* [Exercise task] Track down the lines that contain "охраняемых" and copy them.
━━ Information shown
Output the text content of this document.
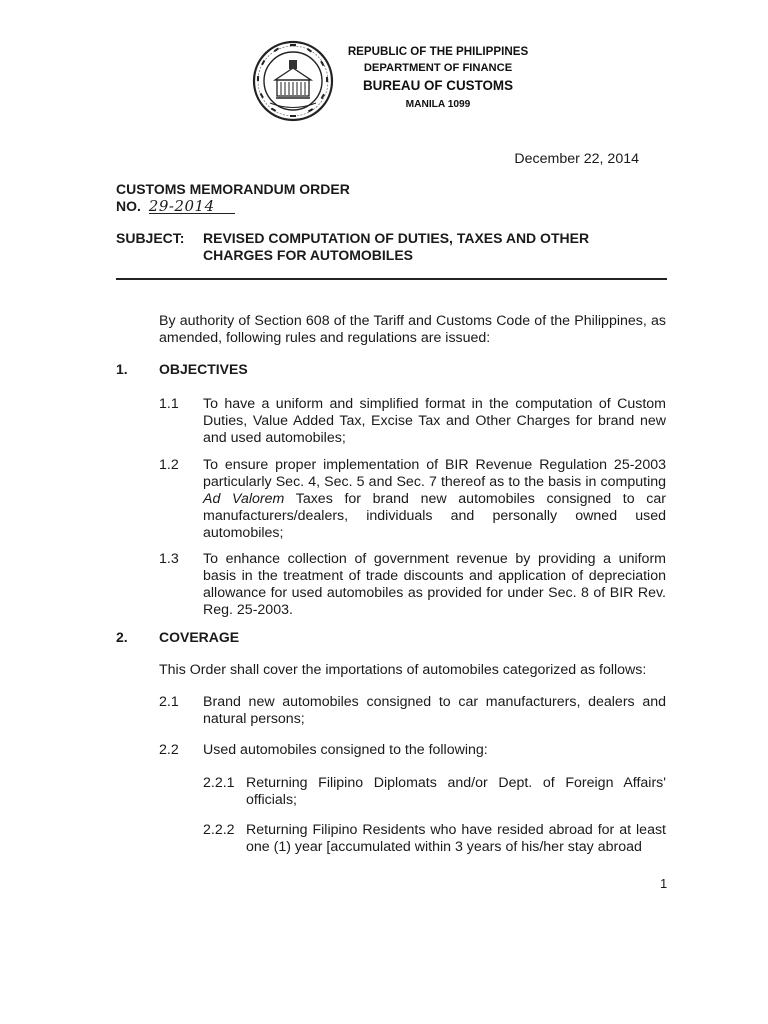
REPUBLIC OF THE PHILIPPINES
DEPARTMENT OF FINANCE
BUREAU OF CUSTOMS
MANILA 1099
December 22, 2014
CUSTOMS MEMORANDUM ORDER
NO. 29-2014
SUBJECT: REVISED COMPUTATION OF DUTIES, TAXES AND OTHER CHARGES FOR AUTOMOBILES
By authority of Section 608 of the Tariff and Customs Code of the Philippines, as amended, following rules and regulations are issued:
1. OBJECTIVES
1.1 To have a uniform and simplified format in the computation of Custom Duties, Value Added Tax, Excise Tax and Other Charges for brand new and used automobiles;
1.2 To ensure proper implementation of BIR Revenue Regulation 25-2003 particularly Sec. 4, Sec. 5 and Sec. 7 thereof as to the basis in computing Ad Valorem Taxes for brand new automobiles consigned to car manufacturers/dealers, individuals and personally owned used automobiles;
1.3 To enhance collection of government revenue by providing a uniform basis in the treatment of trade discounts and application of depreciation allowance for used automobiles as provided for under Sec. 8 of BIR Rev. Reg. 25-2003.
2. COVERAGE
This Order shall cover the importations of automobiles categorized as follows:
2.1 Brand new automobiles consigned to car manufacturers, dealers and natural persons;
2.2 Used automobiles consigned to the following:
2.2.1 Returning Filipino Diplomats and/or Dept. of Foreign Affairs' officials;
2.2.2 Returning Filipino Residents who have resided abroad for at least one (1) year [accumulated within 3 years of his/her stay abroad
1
━━━━
━━ Information shown
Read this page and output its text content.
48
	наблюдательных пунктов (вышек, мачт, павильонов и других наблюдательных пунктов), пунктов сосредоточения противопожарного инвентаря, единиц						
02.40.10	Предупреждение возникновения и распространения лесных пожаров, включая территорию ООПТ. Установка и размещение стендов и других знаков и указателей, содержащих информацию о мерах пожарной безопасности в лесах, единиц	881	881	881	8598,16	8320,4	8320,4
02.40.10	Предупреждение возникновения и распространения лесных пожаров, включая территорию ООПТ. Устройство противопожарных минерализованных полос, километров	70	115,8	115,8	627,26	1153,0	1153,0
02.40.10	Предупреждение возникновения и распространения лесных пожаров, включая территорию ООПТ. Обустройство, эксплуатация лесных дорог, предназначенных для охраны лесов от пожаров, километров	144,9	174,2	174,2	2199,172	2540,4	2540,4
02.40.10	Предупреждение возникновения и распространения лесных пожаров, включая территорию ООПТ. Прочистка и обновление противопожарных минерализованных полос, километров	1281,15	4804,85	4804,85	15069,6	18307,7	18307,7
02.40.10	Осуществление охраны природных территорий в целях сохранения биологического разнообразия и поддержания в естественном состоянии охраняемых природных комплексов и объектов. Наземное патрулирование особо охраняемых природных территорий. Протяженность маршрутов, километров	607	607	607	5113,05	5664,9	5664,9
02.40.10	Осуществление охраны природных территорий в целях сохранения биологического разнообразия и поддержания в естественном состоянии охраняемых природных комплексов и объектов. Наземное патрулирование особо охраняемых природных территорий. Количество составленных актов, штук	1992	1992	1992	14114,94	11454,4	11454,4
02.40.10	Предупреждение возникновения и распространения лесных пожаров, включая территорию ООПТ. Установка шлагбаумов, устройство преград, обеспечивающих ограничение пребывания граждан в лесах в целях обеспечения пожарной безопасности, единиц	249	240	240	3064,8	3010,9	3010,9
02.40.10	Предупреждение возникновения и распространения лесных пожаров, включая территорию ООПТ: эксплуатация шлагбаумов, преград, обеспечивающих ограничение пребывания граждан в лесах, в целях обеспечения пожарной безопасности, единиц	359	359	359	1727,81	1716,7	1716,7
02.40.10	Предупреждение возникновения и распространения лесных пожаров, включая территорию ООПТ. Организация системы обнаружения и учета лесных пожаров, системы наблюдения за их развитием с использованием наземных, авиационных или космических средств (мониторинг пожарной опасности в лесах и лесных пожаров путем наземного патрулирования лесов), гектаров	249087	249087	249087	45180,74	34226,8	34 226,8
━━━━
* [Output]
02.40.10	Осуществление охраны природных территорий в целях сохранения биологического разнообразия и поддержания в естественном состоянии охраняемых природных комплексов и объектов. Наземное патрулирование особо охраняемых природных территорий. Протяженность маршрутов, километров	607	607	607	5113,05	5664,9	5664,9
02.40.10	Осуществление охраны природных территорий в целях сохранения биологического разнообразия и поддержания в естественном состоянии охраняемых природных комплексов и объектов. Наземное патрулирование особо охраняемых природных территорий. Количество составленных актов, штук	1992	1992	1992	14114,94	11454,4	11454,4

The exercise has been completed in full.